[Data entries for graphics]
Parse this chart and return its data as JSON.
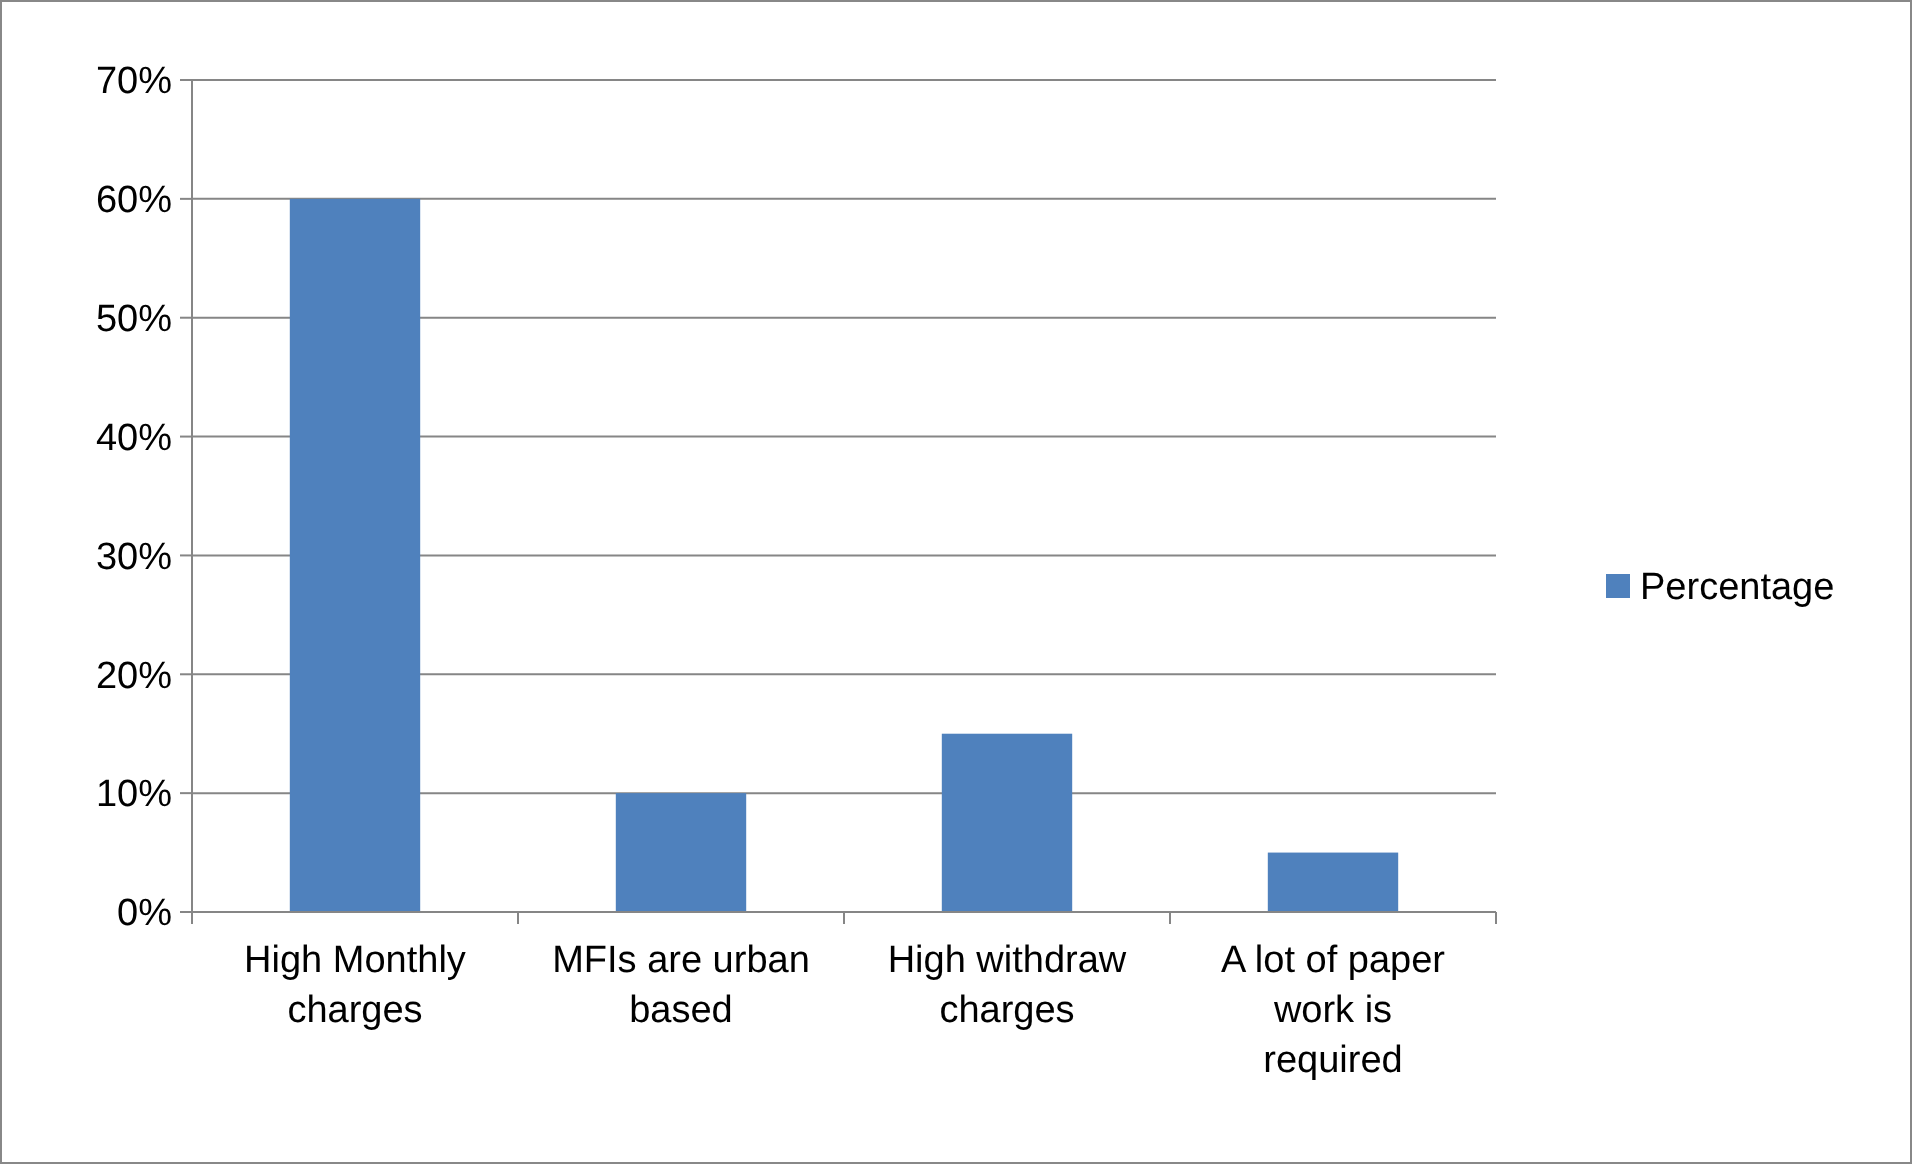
{
  "chart_data": {
    "type": "bar",
    "categories": [
      "High Monthly charges",
      "MFIs are urban based",
      "High withdraw charges",
      "A lot of paper work is required"
    ],
    "series": [
      {
        "name": "Percentage",
        "color": "#4f81bd",
        "values": [
          60,
          10,
          15,
          5
        ]
      }
    ],
    "ylim": [
      0,
      70
    ],
    "yticks": [
      {
        "value": 0,
        "label": "0%"
      },
      {
        "value": 10,
        "label": "10%"
      },
      {
        "value": 20,
        "label": "20%"
      },
      {
        "value": 30,
        "label": "30%"
      },
      {
        "value": 40,
        "label": "40%"
      },
      {
        "value": 50,
        "label": "50%"
      },
      {
        "value": 60,
        "label": "60%"
      },
      {
        "value": 70,
        "label": "70%"
      }
    ],
    "grid": "y",
    "legend": "right"
  }
}
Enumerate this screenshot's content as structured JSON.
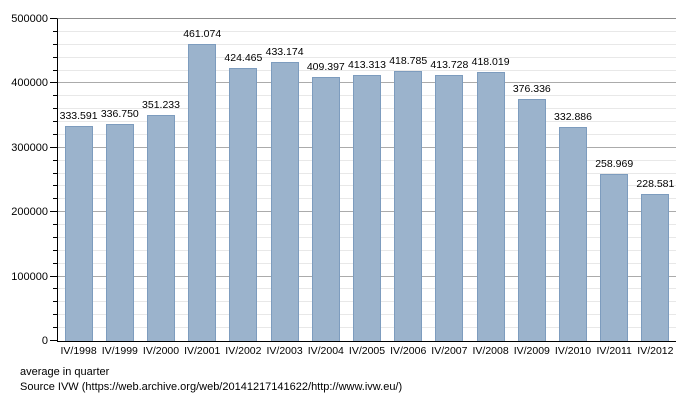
{
  "chart_data": {
    "type": "bar",
    "categories": [
      "IV/1998",
      "IV/1999",
      "IV/2000",
      "IV/2001",
      "IV/2002",
      "IV/2003",
      "IV/2004",
      "IV/2005",
      "IV/2006",
      "IV/2007",
      "IV/2008",
      "IV/2009",
      "IV/2010",
      "IV/2011",
      "IV/2012"
    ],
    "values": [
      333591,
      336750,
      351233,
      461074,
      424465,
      433174,
      409397,
      413313,
      418785,
      413728,
      418019,
      376336,
      332886,
      258969,
      228581
    ],
    "value_labels": [
      "333.591",
      "336.750",
      "351.233",
      "461.074",
      "424.465",
      "433.174",
      "409.397",
      "413.313",
      "418.785",
      "413.728",
      "418.019",
      "376.336",
      "332.886",
      "258.969",
      "228.581"
    ],
    "title": "",
    "xlabel": "",
    "ylabel": "",
    "ylim": [
      0,
      500000
    ],
    "ytick_major_step": 100000,
    "ytick_minor_step": 20000,
    "ytick_labels": [
      "0",
      "100000",
      "200000",
      "300000",
      "400000",
      "500000"
    ],
    "grid": true,
    "legend": false,
    "bar_fill_color": "#9bb3cc",
    "bar_border_color": "#7d9cbe",
    "grid_minor_color": "#e8e8e8",
    "grid_major_color": "#ababab",
    "axis_color": "#000000",
    "top_frame_color": "#8c8c8c"
  },
  "footer": {
    "average_note": "average in quarter",
    "source_note": "Source IVW (https://web.archive.org/web/20141217141622/http://www.ivw.eu/)"
  }
}
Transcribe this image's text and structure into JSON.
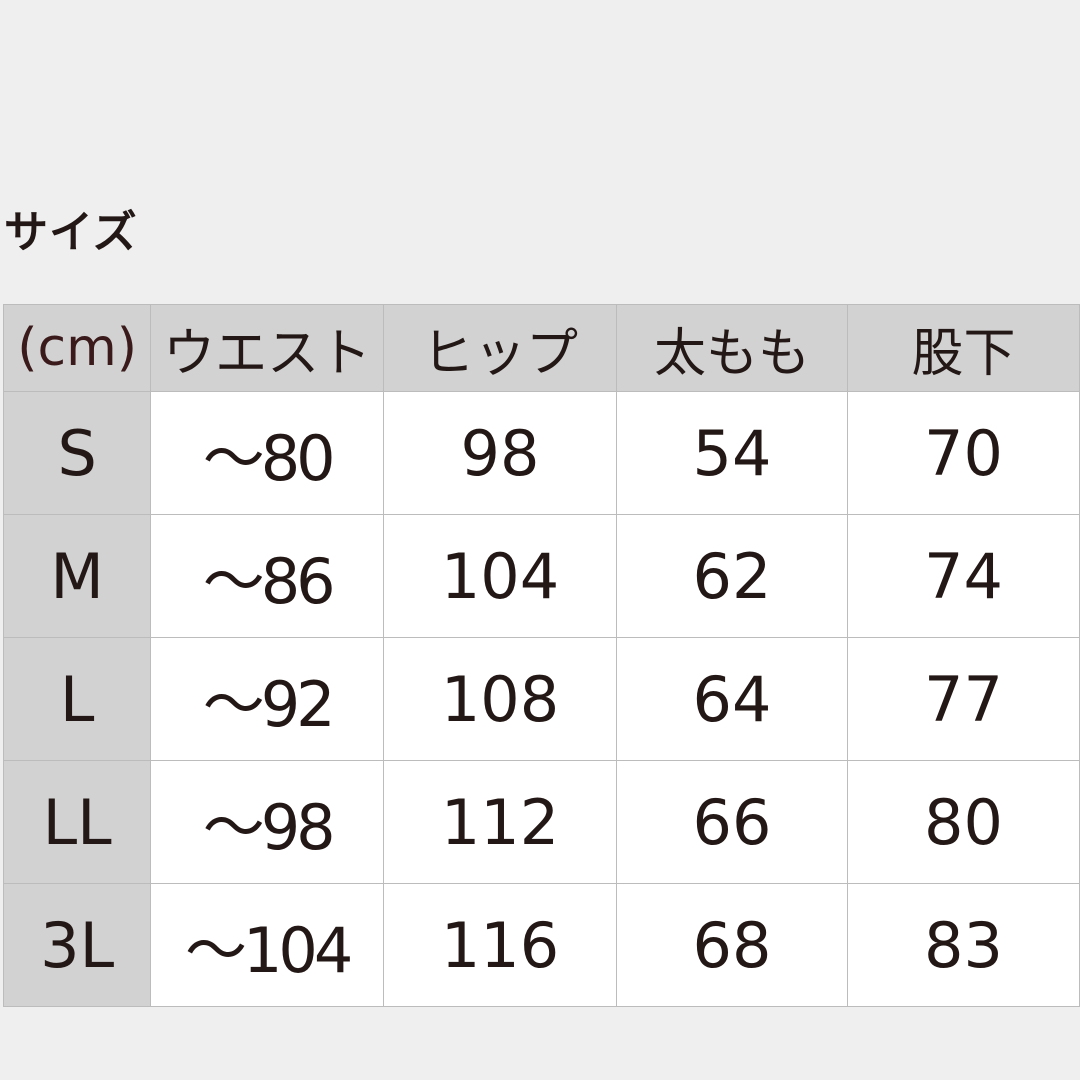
{
  "title": "サイズ",
  "table": {
    "unit": "(cm)",
    "headers": [
      "ウエスト",
      "ヒップ",
      "太もも",
      "股下"
    ],
    "rows": [
      {
        "size": "S",
        "values": [
          "〜80",
          "98",
          "54",
          "70"
        ]
      },
      {
        "size": "M",
        "values": [
          "〜86",
          "104",
          "62",
          "74"
        ]
      },
      {
        "size": "L",
        "values": [
          "〜92",
          "108",
          "64",
          "77"
        ]
      },
      {
        "size": "LL",
        "values": [
          "〜98",
          "112",
          "66",
          "80"
        ]
      },
      {
        "size": "3L",
        "values": [
          "〜104",
          "116",
          "68",
          "83"
        ]
      }
    ]
  },
  "colors": {
    "header_bg": "#d2d2d2",
    "cell_bg": "#ffffff",
    "border": "#bcbcbc",
    "page_bg": "#efefef"
  }
}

> [Stated problem] Within the entries above, work out how many lines contain the word "JSON". The number alone is the answer.

> [Task solution] 3